== Dataset excerpt ==
[Begin]
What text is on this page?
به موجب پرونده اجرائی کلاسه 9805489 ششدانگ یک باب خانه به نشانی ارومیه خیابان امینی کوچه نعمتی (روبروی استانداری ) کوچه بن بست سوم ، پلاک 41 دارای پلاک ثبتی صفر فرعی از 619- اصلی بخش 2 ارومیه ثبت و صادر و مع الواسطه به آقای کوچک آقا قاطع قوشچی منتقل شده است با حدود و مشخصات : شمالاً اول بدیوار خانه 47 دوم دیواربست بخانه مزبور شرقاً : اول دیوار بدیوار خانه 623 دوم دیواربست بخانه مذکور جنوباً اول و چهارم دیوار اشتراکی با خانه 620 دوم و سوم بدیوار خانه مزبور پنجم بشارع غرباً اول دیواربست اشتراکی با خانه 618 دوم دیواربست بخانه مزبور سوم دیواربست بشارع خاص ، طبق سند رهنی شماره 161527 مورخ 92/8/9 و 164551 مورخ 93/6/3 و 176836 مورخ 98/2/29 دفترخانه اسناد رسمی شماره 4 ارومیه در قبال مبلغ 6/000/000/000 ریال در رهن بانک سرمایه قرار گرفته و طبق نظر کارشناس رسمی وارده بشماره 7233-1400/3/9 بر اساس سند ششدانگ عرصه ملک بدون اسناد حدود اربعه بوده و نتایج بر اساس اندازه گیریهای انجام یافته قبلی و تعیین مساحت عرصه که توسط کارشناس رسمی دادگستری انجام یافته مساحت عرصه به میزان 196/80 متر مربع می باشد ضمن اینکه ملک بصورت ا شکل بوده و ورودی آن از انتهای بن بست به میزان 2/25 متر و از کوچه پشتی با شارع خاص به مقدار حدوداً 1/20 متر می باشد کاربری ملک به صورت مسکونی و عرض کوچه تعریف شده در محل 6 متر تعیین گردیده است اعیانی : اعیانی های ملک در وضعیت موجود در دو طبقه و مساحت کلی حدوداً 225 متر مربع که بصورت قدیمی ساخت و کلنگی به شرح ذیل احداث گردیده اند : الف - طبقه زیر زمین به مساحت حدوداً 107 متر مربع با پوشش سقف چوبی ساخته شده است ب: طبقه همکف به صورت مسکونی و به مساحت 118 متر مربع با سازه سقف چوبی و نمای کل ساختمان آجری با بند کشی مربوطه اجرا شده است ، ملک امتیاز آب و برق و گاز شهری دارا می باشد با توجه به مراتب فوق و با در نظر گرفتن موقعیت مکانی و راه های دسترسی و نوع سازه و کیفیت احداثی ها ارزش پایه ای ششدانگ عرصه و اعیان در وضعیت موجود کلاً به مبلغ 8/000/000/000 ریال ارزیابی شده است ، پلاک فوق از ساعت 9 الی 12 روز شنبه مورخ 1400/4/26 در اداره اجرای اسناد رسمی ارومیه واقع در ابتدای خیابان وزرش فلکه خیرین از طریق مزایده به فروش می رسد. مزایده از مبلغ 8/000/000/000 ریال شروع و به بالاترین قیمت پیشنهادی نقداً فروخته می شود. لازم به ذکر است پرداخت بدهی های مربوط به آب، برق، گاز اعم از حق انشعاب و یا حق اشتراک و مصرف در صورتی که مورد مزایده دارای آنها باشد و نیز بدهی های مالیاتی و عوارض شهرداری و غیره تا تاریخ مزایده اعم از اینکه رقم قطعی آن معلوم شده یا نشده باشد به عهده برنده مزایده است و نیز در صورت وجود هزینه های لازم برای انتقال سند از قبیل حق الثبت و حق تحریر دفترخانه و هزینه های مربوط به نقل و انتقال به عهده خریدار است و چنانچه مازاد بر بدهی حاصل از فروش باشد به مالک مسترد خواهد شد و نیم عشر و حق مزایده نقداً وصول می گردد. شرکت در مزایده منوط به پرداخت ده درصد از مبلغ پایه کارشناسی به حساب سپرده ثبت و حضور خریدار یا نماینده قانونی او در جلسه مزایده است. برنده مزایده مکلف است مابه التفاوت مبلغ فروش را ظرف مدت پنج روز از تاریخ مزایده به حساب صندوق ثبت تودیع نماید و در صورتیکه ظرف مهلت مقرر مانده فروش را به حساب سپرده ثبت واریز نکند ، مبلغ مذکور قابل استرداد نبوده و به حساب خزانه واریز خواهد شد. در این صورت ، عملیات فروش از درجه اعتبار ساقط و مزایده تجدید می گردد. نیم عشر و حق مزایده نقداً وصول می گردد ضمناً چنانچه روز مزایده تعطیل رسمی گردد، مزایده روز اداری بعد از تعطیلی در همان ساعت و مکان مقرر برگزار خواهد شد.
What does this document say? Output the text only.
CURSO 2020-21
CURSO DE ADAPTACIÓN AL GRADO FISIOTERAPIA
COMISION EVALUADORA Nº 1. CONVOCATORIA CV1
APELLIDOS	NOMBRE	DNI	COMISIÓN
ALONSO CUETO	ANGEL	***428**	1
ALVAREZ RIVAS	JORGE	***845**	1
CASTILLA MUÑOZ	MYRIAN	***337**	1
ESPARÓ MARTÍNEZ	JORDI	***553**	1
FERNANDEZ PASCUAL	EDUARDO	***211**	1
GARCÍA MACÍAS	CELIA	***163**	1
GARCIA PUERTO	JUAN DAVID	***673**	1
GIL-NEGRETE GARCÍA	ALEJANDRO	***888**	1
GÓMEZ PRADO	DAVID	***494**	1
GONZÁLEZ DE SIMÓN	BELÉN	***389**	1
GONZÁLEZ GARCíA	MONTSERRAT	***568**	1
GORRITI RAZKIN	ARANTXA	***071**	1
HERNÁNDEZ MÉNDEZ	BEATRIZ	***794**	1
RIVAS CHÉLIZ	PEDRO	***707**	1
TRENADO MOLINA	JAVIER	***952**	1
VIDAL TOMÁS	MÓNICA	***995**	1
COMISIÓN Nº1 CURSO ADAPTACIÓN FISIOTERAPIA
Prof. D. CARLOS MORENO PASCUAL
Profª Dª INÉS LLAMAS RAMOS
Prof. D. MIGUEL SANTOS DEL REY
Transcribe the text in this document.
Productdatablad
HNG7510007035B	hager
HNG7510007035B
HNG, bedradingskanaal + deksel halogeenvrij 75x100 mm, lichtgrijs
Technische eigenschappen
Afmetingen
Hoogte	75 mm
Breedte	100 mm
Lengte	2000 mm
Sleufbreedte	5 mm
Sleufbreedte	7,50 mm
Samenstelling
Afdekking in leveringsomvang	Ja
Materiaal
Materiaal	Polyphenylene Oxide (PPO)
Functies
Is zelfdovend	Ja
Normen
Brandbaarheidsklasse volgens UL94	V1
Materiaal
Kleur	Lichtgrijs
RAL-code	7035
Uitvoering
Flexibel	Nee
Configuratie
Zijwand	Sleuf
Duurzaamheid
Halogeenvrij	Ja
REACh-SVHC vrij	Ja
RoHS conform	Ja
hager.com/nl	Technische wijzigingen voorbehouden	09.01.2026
[End]
Begin at the line containing "What does this" and reproduce each line through the end of the records above.

== EXERCISE ANSWER ==
What does this document say? Output the text only.
CURSO 2020-21
CURSO DE ADAPTACIÓN AL GRADO FISIOTERAPIA
COMISION EVALUADORA Nº 1. CONVOCATORIA CV1
APELLIDOS	NOMBRE	DNI	COMISIÓN
ALONSO CUETO	ANGEL	***428**	1
ALVAREZ RIVAS	JORGE	***845**	1
CASTILLA MUÑOZ	MYRIAN	***337**	1
ESPARÓ MARTÍNEZ	JORDI	***553**	1
FERNANDEZ PASCUAL	EDUARDO	***211**	1
GARCÍA MACÍAS	CELIA	***163**	1
GARCIA PUERTO	JUAN DAVID	***673**	1
GIL-NEGRETE GARCÍA	ALEJANDRO	***888**	1
GÓMEZ PRADO	DAVID	***494**	1
GONZÁLEZ DE SIMÓN	BELÉN	***389**	1
GONZÁLEZ GARCíA	MONTSERRAT	***568**	1
GORRITI RAZKIN	ARANTXA	***071**	1
HERNÁNDEZ MÉNDEZ	BEATRIZ	***794**	1
RIVAS CHÉLIZ	PEDRO	***707**	1
TRENADO MOLINA	JAVIER	***952**	1
VIDAL TOMÁS	MÓNICA	***995**	1
COMISIÓN Nº1 CURSO ADAPTACIÓN FISIOTERAPIA
Prof. D. CARLOS MORENO PASCUAL
Profª Dª INÉS LLAMAS RAMOS
Prof. D. MIGUEL SANTOS DEL REY
Transcribe the text in this document.
Productdatablad
HNG7510007035B	hager
HNG7510007035B
HNG, bedradingskanaal + deksel halogeenvrij 75x100 mm, lichtgrijs
Technische eigenschappen
Afmetingen
Hoogte	75 mm
Breedte	100 mm
Lengte	2000 mm
Sleufbreedte	5 mm
Sleufbreedte	7,50 mm
Samenstelling
Afdekking in leveringsomvang	Ja
Materiaal
Materiaal	Polyphenylene Oxide (PPO)
Functies
Is zelfdovend	Ja
Normen
Brandbaarheidsklasse volgens UL94	V1
Materiaal
Kleur	Lichtgrijs
RAL-code	7035
Uitvoering
Flexibel	Nee
Configuratie
Zijwand	Sleuf
Duurzaamheid
Halogeenvrij	Ja
REACh-SVHC vrij	Ja
RoHS conform	Ja
hager.com/nl	Technische wijzigingen voorbehouden	09.01.2026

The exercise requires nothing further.